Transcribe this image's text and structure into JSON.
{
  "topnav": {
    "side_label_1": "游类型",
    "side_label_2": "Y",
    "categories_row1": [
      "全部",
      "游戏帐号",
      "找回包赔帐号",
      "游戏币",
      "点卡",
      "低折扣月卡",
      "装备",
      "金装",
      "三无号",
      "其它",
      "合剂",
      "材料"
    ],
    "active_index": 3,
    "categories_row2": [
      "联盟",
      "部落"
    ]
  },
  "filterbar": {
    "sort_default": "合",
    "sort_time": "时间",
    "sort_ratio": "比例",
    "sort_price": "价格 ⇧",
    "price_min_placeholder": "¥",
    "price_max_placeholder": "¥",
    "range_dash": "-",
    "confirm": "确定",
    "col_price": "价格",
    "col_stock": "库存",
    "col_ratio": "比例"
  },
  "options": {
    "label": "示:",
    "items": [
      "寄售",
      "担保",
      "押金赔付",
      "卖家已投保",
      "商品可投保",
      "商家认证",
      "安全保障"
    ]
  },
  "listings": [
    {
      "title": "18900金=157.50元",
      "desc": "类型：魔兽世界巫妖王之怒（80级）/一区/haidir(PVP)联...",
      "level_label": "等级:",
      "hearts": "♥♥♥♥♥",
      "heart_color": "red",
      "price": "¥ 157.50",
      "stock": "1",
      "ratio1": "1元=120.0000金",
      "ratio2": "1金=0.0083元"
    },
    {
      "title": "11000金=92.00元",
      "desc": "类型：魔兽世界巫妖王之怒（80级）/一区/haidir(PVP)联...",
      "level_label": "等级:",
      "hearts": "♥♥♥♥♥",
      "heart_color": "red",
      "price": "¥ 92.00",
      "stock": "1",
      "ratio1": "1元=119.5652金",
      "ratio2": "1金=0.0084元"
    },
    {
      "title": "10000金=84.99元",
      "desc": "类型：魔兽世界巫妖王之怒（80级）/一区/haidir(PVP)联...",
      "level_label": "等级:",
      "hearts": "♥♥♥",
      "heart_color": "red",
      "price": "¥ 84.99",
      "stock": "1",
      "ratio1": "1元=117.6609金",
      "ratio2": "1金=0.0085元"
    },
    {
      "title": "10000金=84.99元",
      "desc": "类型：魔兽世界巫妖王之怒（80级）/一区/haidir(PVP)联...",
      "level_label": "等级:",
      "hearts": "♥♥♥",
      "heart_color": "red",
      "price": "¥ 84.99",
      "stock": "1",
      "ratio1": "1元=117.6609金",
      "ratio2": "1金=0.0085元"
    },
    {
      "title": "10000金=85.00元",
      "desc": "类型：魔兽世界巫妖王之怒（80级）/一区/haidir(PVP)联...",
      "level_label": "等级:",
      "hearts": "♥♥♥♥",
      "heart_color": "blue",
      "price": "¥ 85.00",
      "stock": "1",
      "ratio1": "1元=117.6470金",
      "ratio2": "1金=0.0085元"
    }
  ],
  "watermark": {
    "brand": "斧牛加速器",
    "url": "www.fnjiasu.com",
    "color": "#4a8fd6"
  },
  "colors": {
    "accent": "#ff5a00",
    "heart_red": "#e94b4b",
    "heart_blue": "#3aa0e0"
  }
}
........
> _TASK OBJECTIVE_: Output the records verbatim, from the first line to the last.

> _WRITTEN ANSWER_:
Transcribe this image's text and structure into JSON.
{
  "topnav": {
    "side_label_1": "游类型",
    "side_label_2": "Y",
    "categories_row1": [
      "全部",
      "游戏帐号",
      "找回包赔帐号",
      "游戏币",
      "点卡",
      "低折扣月卡",
      "装备",
      "金装",
      "三无号",
      "其它",
      "合剂",
      "材料"
    ],
    "active_index": 3,
    "categories_row2": [
      "联盟",
      "部落"
    ]
  },
  "filterbar": {
    "sort_default": "合",
    "sort_time": "时间",
    "sort_ratio": "比例",
    "sort_price": "价格 ⇧",
    "price_min_placeholder": "¥",
    "price_max_placeholder": "¥",
    "range_dash": "-",
    "confirm": "确定",
    "col_price": "价格",
    "col_stock": "库存",
    "col_ratio": "比例"
  },
  "options": {
    "label": "示:",
    "items": [
      "寄售",
      "担保",
      "押金赔付",
      "卖家已投保",
      "商品可投保",
      "商家认证",
      "安全保障"
    ]
  },
  "listings": [
    {
      "title": "18900金=157.50元",
      "desc": "类型：魔兽世界巫妖王之怒（80级）/一区/haidir(PVP)联...",
      "level_label": "等级:",
      "hearts": "♥♥♥♥♥",
      "heart_color": "red",
      "price": "¥ 157.50",
      "stock": "1",
      "ratio1": "1元=120.0000金",
      "ratio2": "1金=0.0083元"
    },
    {
      "title": "11000金=92.00元",
      "desc": "类型：魔兽世界巫妖王之怒（80级）/一区/haidir(PVP)联...",
      "level_label": "等级:",
      "hearts": "♥♥♥♥♥",
      "heart_color": "red",
      "price": "¥ 92.00",
      "stock": "1",
      "ratio1": "1元=119.5652金",
      "ratio2": "1金=0.0084元"
    },
    {
      "title": "10000金=84.99元",
      "desc": "类型：魔兽世界巫妖王之怒（80级）/一区/haidir(PVP)联...",
      "level_label": "等级:",
      "hearts": "♥♥♥",
      "heart_color": "red",
      "price": "¥ 84.99",
      "stock": "1",
      "ratio1": "1元=117.6609金",
      "ratio2": "1金=0.0085元"
    },
    {
      "title": "10000金=84.99元",
      "desc": "类型：魔兽世界巫妖王之怒（80级）/一区/haidir(PVP)联...",
      "level_label": "等级:",
      "hearts": "♥♥♥",
      "heart_color": "red",
      "price": "¥ 84.99",
      "stock": "1",
      "ratio1": "1元=117.6609金",
      "ratio2": "1金=0.0085元"
    },
    {
      "title": "10000金=85.00元",
      "desc": "类型：魔兽世界巫妖王之怒（80级）/一区/haidir(PVP)联...",
      "level_label": "等级:",
      "hearts": "♥♥♥♥",
      "heart_color": "blue",
      "price": "¥ 85.00",
      "stock": "1",
      "ratio1": "1元=117.6470金",
      "ratio2": "1金=0.0085元"
    }
  ],
  "watermark": {
    "brand": "斧牛加速器",
    "url": "www.fnjiasu.com",
    "color": "#4a8fd6"
  },
  "colors": {
    "accent": "#ff5a00",
    "heart_red": "#e94b4b",
    "heart_blue": "#3aa0e0"
  }
}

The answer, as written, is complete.